= What to work on =
Repeat the entries that follow, exactly as they are written.

= Extracted records =
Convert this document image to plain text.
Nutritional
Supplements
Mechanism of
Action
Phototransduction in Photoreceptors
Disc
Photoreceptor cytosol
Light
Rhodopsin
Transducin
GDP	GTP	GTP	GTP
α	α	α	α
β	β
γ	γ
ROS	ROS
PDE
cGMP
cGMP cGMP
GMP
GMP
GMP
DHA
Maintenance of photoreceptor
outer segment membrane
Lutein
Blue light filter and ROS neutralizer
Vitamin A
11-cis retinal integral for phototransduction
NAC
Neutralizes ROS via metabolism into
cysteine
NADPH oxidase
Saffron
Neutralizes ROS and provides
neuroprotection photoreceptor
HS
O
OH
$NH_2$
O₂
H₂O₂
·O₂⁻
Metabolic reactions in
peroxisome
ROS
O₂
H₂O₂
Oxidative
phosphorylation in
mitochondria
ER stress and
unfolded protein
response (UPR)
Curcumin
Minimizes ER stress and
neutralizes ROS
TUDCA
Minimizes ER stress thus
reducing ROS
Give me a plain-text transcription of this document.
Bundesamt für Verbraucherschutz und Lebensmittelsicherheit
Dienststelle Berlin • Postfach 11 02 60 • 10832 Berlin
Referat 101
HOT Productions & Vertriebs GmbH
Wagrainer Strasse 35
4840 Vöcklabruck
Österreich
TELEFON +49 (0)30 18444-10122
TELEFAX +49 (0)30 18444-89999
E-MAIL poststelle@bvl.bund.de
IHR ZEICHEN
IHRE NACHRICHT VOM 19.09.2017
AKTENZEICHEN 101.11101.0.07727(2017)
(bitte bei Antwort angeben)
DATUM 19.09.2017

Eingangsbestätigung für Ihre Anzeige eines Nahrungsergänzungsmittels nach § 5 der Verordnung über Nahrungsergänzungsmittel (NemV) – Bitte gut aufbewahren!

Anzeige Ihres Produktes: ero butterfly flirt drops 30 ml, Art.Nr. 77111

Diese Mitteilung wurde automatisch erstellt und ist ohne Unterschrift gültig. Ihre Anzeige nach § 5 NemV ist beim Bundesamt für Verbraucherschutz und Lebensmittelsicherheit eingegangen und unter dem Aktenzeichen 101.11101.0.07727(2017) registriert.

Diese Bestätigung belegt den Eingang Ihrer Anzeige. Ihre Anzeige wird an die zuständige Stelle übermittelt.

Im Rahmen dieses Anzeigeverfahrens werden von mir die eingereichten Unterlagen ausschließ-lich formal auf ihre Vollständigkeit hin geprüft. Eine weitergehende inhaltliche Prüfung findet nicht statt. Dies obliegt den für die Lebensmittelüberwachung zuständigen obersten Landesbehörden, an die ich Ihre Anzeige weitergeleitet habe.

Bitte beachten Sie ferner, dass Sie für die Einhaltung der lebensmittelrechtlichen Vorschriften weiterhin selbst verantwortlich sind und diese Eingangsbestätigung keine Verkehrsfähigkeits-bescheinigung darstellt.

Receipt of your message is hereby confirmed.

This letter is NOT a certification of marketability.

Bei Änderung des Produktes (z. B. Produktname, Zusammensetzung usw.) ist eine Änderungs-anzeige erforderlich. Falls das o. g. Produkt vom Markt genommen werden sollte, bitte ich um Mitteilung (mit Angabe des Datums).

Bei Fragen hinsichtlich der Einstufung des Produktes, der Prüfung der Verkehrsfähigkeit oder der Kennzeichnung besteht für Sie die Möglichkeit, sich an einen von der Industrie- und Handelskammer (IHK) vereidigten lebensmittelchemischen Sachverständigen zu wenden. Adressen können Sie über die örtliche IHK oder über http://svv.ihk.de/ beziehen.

= Response to the task =
Convert this document image to plain text.
Nutritional
Supplements
Mechanism of
Action
Phototransduction in Photoreceptors
Disc
Photoreceptor cytosol
Light
Rhodopsin
Transducin
GDP	GTP	GTP	GTP
α	α	α	α
β	β
γ	γ
ROS	ROS
PDE
cGMP
cGMP cGMP
GMP
GMP
GMP
DHA
Maintenance of photoreceptor
outer segment membrane
Lutein
Blue light filter and ROS neutralizer
Vitamin A
11-cis retinal integral for phototransduction
NAC
Neutralizes ROS via metabolism into
cysteine
NADPH oxidase
Saffron
Neutralizes ROS and provides
neuroprotection photoreceptor
HS
O
OH
$NH_2$
O₂
H₂O₂
·O₂⁻
Metabolic reactions in
peroxisome
ROS
O₂
H₂O₂
Oxidative
phosphorylation in
mitochondria
ER stress and
unfolded protein
response (UPR)
Curcumin
Minimizes ER stress and
neutralizes ROS
TUDCA
Minimizes ER stress thus
reducing ROS
Give me a plain-text transcription of this document.
Bundesamt für Verbraucherschutz und Lebensmittelsicherheit
Dienststelle Berlin • Postfach 11 02 60 • 10832 Berlin
Referat 101
HOT Productions & Vertriebs GmbH
Wagrainer Strasse 35
4840 Vöcklabruck
Österreich
TELEFON +49 (0)30 18444-10122
TELEFAX +49 (0)30 18444-89999
E-MAIL poststelle@bvl.bund.de
IHR ZEICHEN
IHRE NACHRICHT VOM 19.09.2017
AKTENZEICHEN 101.11101.0.07727(2017)
(bitte bei Antwort angeben)
DATUM 19.09.2017

Eingangsbestätigung für Ihre Anzeige eines Nahrungsergänzungsmittels nach § 5 der Verordnung über Nahrungsergänzungsmittel (NemV) – Bitte gut aufbewahren!

Anzeige Ihres Produktes: ero butterfly flirt drops 30 ml, Art.Nr. 77111

Diese Mitteilung wurde automatisch erstellt und ist ohne Unterschrift gültig. Ihre Anzeige nach § 5 NemV ist beim Bundesamt für Verbraucherschutz und Lebensmittelsicherheit eingegangen und unter dem Aktenzeichen 101.11101.0.07727(2017) registriert.

Diese Bestätigung belegt den Eingang Ihrer Anzeige. Ihre Anzeige wird an die zuständige Stelle übermittelt.

Im Rahmen dieses Anzeigeverfahrens werden von mir die eingereichten Unterlagen ausschließ-lich formal auf ihre Vollständigkeit hin geprüft. Eine weitergehende inhaltliche Prüfung findet nicht statt. Dies obliegt den für die Lebensmittelüberwachung zuständigen obersten Landesbehörden, an die ich Ihre Anzeige weitergeleitet habe.

Bitte beachten Sie ferner, dass Sie für die Einhaltung der lebensmittelrechtlichen Vorschriften weiterhin selbst verantwortlich sind und diese Eingangsbestätigung keine Verkehrsfähigkeits-bescheinigung darstellt.

Receipt of your message is hereby confirmed.

This letter is NOT a certification of marketability.

Bei Änderung des Produktes (z. B. Produktname, Zusammensetzung usw.) ist eine Änderungs-anzeige erforderlich. Falls das o. g. Produkt vom Markt genommen werden sollte, bitte ich um Mitteilung (mit Angabe des Datums).

Bei Fragen hinsichtlich der Einstufung des Produktes, der Prüfung der Verkehrsfähigkeit oder der Kennzeichnung besteht für Sie die Möglichkeit, sich an einen von der Industrie- und Handelskammer (IHK) vereidigten lebensmittelchemischen Sachverständigen zu wenden. Adressen können Sie über die örtliche IHK oder über http://svv.ihk.de/ beziehen.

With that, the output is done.